PROBLEM TO SOLVE
Rewrite the stretch of the Napoleon passage from "All of Napoleon’s" through "as a result.", putting "dispatches" in place of "orders".

SOURCE

Marshal Ney will take the right, from Sortlack to Posthenen, and he will bear to the present position of General Oudinot. Marshal Lannes will have the center, which will begin at the left of Marshal Ney from the village of Posthenen to Henrichsdorf.

The grenadiers of Oudinot, which at present form the right of Marshal Lannes, will by slow degrees bear to the left, in order to attract the attention of the enemy to themselves.

The left will be formed by Marshal Motlier, holding Henrichsdorff and the the road to Konigsberg, and and from there extending across the front of the Russian right wing. Marshal Mortier will never advance, the movement is to be made by our right which will pivot on our left.

The cavalry of General Espagne and the dragoons of General Grouchy, joined with the cavalry of the left wing, will maneuver to do the most harm to the enemy when the latter, pressed by the vigorous attack of our right, will find it necessary to retreat.

General Victor and the infantry and cavalry of the Imperial Guard will form the reserve and will be placed in Grunhof, Bothkeim, and behind Posthenen. I shall be with the reserve.

One should always advance by the right, and one should leave the initiative to Marshal Ney, who will await my orders to begin.

From the moment that the right advances on the enemy, all the cannon of the line must double their fire in a useful direction to protect the attack of the wing.

All of Napoleon’s brilliance is here–the energy of the prose, the clarity of the orders, and the strategic overlay of the entire battle are all present. Bennigsen and the Russians fought hard. But seeing Napoleon’s mental command of the situation in the above orders, it surprises us not that he gained a decisive victory and brought (for a time) the Russians in line with his empire as a result.

Parker then forwards to the Battle of Aspern-Essling, where Napoleon faced a better commander a few years later, in a more confusing situation. Here too, the geography was more difficult, and the river (the Danube), more formidable:

By this time Napoleon had occupied Vienna and controlled much of the Austrian empire, but still had not destroyed the Austrian army in the field. The Archduke Charles led the Austrians, and most rate him as a thorough and competent tactician not likely to make mistakes, but lacking in strategic vision. Napoleon sought to destroy the Austrians, but as you can see from the map above, a competent commander could make that difficult given that Napoleon was in enemy territory with problematic geography.

The battle was confusing and lacked the decisive clarity Napoleon so desired. He needed good bridges over the Danube to concentrate his forces in Lobau, but the Danube, and the Austrians, had no intention of making it easy on them. At Friedland Napoleon assumes the air of absolute mastery, but here he pleads with fate rather than commanding it. A sample of some of his orders:

The interruption of the bridge has prevented us from receiving supplies; at 10:00 we ran out of munitions. The enemy perceived this and has done us great damage. In this state of affairs, to repair the bridges, to send us munitions and food, to keep an eye on Vienna, is extremely important. Write to the Prince of Ponte-Corvo . . . that he may draw toward us.

Here we are far from the Napoleon of Friedland, a commander who seems helpless, who needs reinforcements, who has no direct command of the action.

The Austrians were thus able to pound some French detachments for hours with no threat of retaliation due to their lack of ammunition. Many of the French naturally wanted to withdraw. Napoleon had not badly blundered–the field was confusing, and he had been somewhat unlucky with the bridges. While he lacked tactical clarity in the battle’s first stages, he managed to demonstrate his trademark strategic clarity in his response to his men’s request for withdrawal.

DATASET EXCERPTS
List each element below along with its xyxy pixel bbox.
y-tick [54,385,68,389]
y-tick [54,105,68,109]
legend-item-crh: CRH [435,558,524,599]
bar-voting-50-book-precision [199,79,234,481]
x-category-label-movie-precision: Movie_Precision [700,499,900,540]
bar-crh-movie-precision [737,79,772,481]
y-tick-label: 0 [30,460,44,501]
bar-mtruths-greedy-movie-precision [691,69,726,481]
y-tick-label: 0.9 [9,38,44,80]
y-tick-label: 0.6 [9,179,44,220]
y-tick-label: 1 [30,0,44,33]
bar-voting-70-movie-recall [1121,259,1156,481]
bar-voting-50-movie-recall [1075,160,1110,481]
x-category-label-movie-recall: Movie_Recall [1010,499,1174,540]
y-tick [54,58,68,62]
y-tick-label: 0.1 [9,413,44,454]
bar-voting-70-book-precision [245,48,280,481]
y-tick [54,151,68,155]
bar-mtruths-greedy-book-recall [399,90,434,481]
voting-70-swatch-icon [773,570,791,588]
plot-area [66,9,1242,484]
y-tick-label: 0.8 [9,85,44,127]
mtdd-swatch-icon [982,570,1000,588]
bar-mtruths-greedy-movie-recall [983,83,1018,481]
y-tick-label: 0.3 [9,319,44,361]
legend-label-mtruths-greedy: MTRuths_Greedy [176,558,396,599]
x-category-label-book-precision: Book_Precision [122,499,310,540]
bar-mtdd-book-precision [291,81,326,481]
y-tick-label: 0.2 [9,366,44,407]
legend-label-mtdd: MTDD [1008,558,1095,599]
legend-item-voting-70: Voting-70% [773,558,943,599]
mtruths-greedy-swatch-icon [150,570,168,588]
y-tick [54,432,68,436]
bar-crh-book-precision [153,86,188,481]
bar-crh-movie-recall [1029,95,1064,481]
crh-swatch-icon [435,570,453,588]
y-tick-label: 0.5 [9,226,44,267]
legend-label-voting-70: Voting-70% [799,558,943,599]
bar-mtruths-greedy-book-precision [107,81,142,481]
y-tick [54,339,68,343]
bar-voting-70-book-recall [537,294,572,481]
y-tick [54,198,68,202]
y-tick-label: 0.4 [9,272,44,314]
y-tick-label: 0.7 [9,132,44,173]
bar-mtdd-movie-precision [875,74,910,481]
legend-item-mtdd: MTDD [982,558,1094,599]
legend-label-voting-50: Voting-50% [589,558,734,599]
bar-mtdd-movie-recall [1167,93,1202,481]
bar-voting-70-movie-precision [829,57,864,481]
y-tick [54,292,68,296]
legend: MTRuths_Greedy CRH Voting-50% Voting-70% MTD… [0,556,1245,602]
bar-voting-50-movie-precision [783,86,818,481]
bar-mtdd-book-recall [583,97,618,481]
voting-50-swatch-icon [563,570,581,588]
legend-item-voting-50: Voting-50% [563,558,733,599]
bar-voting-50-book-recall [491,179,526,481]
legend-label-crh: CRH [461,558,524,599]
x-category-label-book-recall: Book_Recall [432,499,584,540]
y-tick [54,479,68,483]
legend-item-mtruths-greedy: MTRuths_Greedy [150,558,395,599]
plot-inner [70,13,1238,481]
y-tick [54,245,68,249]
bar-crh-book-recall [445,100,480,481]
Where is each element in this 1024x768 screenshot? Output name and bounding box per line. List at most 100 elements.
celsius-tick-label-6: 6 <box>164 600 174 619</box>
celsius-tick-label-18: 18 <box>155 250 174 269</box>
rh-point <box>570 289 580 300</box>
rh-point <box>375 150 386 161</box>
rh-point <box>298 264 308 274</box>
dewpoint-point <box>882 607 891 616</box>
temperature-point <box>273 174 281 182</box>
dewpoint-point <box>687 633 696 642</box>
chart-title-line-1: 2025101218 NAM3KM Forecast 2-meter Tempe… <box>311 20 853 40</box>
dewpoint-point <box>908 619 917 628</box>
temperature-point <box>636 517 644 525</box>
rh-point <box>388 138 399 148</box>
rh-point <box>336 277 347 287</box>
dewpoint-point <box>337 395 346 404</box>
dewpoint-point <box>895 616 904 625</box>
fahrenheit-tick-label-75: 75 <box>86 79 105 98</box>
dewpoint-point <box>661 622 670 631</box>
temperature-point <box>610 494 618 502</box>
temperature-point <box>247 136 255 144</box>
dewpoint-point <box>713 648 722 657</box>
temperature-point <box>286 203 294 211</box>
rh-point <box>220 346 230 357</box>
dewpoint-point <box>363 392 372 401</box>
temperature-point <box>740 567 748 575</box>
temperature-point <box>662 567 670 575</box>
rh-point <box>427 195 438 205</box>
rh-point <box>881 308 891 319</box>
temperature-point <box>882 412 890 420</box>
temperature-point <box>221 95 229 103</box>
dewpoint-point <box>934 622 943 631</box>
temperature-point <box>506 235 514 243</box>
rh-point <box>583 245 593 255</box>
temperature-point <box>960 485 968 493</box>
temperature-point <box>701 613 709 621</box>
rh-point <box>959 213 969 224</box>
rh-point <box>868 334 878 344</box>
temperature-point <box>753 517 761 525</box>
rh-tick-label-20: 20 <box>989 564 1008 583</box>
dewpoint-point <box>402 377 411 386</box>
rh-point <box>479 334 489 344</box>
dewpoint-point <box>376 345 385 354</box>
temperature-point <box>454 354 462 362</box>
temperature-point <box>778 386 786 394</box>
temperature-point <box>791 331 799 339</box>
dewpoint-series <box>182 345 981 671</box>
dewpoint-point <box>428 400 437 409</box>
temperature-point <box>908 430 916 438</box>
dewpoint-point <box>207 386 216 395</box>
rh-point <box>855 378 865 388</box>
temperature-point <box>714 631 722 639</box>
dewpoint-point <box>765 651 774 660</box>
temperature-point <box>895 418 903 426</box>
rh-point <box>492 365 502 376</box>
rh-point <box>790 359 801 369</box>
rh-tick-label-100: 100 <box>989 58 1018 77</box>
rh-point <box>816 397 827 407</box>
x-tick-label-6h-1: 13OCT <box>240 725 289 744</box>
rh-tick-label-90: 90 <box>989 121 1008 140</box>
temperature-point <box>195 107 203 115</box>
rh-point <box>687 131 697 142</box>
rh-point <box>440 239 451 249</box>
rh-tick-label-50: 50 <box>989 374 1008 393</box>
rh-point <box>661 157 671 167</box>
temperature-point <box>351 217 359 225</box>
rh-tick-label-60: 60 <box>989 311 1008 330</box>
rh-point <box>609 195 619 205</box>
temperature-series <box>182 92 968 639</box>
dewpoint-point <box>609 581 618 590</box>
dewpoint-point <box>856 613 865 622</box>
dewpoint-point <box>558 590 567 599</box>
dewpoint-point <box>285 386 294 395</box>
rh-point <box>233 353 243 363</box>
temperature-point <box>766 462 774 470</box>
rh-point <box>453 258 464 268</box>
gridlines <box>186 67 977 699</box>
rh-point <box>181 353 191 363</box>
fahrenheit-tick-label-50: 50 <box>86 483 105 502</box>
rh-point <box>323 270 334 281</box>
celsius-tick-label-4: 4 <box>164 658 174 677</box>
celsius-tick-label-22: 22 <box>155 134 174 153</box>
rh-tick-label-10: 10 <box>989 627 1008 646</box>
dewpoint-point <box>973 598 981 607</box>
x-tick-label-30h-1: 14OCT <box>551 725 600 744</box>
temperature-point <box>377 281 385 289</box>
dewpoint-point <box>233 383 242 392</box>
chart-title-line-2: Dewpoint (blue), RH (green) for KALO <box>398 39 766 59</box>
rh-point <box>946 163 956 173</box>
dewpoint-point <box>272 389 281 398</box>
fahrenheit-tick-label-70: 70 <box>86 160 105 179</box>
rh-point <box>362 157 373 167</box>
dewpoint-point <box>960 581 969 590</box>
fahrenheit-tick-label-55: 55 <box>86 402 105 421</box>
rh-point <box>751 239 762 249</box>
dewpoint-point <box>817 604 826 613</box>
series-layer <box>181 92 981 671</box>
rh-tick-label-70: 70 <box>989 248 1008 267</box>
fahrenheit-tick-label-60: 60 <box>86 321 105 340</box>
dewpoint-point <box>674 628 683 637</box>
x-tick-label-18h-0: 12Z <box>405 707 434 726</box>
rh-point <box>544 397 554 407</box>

ANSWER FOR THE TASK
All of Napoleon’s brilliance is here–the energy of the prose, the clarity of the dispatches, and the strategic overlay of the entire battle are all present. Bennigsen and the Russians fought hard. But seeing Napoleon’s mental command of the situation in the above dispatches, it surprises us not that he gained a decisive victory and brought (for a time) the Russians in line with his empire as a result.